REQUIRED TASK: Extract the listing in its entirety, keeping each line identical to the original.

-- Start --

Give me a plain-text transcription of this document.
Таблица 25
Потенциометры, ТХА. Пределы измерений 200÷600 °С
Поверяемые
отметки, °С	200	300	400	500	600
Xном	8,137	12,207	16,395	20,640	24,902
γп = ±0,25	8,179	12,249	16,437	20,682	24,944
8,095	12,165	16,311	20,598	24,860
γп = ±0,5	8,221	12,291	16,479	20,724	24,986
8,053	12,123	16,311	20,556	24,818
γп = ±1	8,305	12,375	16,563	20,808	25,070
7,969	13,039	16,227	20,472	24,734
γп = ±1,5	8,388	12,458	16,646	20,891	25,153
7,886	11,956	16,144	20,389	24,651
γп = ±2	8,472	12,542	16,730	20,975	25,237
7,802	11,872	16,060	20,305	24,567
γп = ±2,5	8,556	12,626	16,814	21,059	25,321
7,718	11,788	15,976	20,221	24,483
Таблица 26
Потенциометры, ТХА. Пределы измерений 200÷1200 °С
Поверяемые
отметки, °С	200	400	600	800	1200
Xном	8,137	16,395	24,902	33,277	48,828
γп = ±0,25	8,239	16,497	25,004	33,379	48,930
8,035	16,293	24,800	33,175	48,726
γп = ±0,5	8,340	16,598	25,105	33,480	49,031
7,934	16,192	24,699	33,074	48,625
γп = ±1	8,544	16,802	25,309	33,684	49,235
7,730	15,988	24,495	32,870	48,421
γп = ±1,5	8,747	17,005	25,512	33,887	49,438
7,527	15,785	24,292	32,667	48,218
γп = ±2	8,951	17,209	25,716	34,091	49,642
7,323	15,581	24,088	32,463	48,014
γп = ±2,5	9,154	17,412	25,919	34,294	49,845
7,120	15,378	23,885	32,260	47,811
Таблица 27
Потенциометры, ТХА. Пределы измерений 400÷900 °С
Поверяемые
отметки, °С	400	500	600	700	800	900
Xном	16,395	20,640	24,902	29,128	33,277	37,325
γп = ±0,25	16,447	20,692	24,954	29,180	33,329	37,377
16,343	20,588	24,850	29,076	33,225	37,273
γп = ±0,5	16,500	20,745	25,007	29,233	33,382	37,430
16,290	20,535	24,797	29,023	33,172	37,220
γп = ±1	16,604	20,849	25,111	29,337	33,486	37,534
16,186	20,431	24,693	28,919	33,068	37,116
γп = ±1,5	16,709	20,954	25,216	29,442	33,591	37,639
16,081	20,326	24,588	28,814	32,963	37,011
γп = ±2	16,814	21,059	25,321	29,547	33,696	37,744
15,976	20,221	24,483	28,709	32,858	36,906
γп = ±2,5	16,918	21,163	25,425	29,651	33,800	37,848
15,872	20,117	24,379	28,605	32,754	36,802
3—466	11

-- End --

RESULT FOR THIS EXERCISE:
Give me a plain-text transcription of this document.
Таблица 25
Потенциометры, ТХА. Пределы измерений 200÷600 °С
Поверяемые
отметки, °С	200	300	400	500	600
Xном	8,137	12,207	16,395	20,640	24,902
γп = ±0,25	8,179	12,249	16,437	20,682	24,944
8,095	12,165	16,311	20,598	24,860
γп = ±0,5	8,221	12,291	16,479	20,724	24,986
8,053	12,123	16,311	20,556	24,818
γп = ±1	8,305	12,375	16,563	20,808	25,070
7,969	13,039	16,227	20,472	24,734
γп = ±1,5	8,388	12,458	16,646	20,891	25,153
7,886	11,956	16,144	20,389	24,651
γп = ±2	8,472	12,542	16,730	20,975	25,237
7,802	11,872	16,060	20,305	24,567
γп = ±2,5	8,556	12,626	16,814	21,059	25,321
7,718	11,788	15,976	20,221	24,483
Таблица 26
Потенциометры, ТХА. Пределы измерений 200÷1200 °С
Поверяемые
отметки, °С	200	400	600	800	1200
Xном	8,137	16,395	24,902	33,277	48,828
γп = ±0,25	8,239	16,497	25,004	33,379	48,930
8,035	16,293	24,800	33,175	48,726
γп = ±0,5	8,340	16,598	25,105	33,480	49,031
7,934	16,192	24,699	33,074	48,625
γп = ±1	8,544	16,802	25,309	33,684	49,235
7,730	15,988	24,495	32,870	48,421
γп = ±1,5	8,747	17,005	25,512	33,887	49,438
7,527	15,785	24,292	32,667	48,218
γп = ±2	8,951	17,209	25,716	34,091	49,642
7,323	15,581	24,088	32,463	48,014
γп = ±2,5	9,154	17,412	25,919	34,294	49,845
7,120	15,378	23,885	32,260	47,811
Таблица 27
Потенциометры, ТХА. Пределы измерений 400÷900 °С
Поверяемые
отметки, °С	400	500	600	700	800	900
Xном	16,395	20,640	24,902	29,128	33,277	37,325
γп = ±0,25	16,447	20,692	24,954	29,180	33,329	37,377
16,343	20,588	24,850	29,076	33,225	37,273
γп = ±0,5	16,500	20,745	25,007	29,233	33,382	37,430
16,290	20,535	24,797	29,023	33,172	37,220
γп = ±1	16,604	20,849	25,111	29,337	33,486	37,534
16,186	20,431	24,693	28,919	33,068	37,116
γп = ±1,5	16,709	20,954	25,216	29,442	33,591	37,639
16,081	20,326	24,588	28,814	32,963	37,011
γп = ±2	16,814	21,059	25,321	29,547	33,696	37,744
15,976	20,221	24,483	28,709	32,858	36,906
γп = ±2,5	16,918	21,163	25,425	29,651	33,800	37,848
15,872	20,117	24,379	28,605	32,754	36,802
3—466	11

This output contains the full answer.